EXERCISE:
Omit the images, then output each of the records below exactly.

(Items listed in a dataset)
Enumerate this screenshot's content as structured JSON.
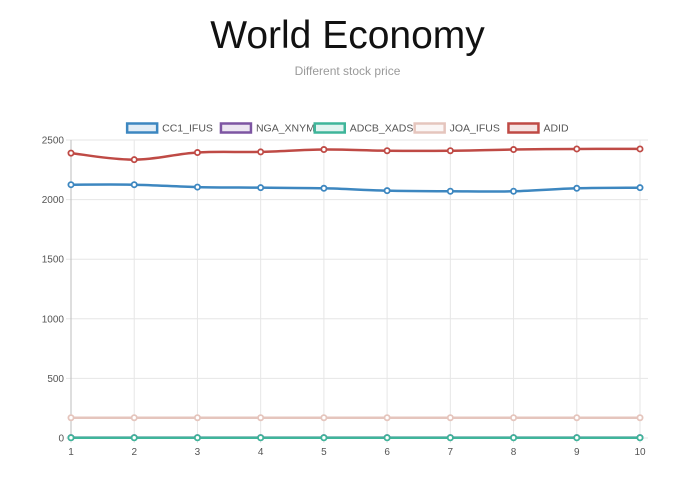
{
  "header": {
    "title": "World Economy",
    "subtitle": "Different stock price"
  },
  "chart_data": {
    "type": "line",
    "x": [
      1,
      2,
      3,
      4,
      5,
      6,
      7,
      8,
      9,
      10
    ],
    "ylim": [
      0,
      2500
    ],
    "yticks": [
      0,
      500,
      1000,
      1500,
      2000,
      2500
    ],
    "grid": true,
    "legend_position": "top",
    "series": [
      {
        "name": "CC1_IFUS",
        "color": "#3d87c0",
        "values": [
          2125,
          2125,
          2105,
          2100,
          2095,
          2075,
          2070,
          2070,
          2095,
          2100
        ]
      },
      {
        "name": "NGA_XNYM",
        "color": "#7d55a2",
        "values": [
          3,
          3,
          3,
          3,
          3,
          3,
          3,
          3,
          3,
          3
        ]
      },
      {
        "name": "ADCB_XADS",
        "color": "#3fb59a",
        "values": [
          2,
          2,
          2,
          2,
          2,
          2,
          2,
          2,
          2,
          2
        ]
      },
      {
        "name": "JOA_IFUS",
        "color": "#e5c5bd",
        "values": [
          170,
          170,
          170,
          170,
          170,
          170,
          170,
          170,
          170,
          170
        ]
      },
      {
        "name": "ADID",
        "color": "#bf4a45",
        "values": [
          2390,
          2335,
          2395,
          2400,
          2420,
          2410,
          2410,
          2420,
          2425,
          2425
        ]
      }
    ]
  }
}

RESULT OF THIS EXERCISE:
Enumerate this screenshot's content as structured JSON.
{
  "header": {
    "title": "World Economy",
    "subtitle": "Different stock price"
  },
  "chart_data": {
    "type": "line",
    "x": [
      1,
      2,
      3,
      4,
      5,
      6,
      7,
      8,
      9,
      10
    ],
    "ylim": [
      0,
      2500
    ],
    "yticks": [
      0,
      500,
      1000,
      1500,
      2000,
      2500
    ],
    "grid": true,
    "legend_position": "top",
    "series": [
      {
        "name": "CC1_IFUS",
        "color": "#3d87c0",
        "values": [
          2125,
          2125,
          2105,
          2100,
          2095,
          2075,
          2070,
          2070,
          2095,
          2100
        ]
      },
      {
        "name": "NGA_XNYM",
        "color": "#7d55a2",
        "values": [
          3,
          3,
          3,
          3,
          3,
          3,
          3,
          3,
          3,
          3
        ]
      },
      {
        "name": "ADCB_XADS",
        "color": "#3fb59a",
        "values": [
          2,
          2,
          2,
          2,
          2,
          2,
          2,
          2,
          2,
          2
        ]
      },
      {
        "name": "JOA_IFUS",
        "color": "#e5c5bd",
        "values": [
          170,
          170,
          170,
          170,
          170,
          170,
          170,
          170,
          170,
          170
        ]
      },
      {
        "name": "ADID",
        "color": "#bf4a45",
        "values": [
          2390,
          2335,
          2395,
          2400,
          2420,
          2410,
          2410,
          2420,
          2425,
          2425
        ]
      }
    ]
  }
}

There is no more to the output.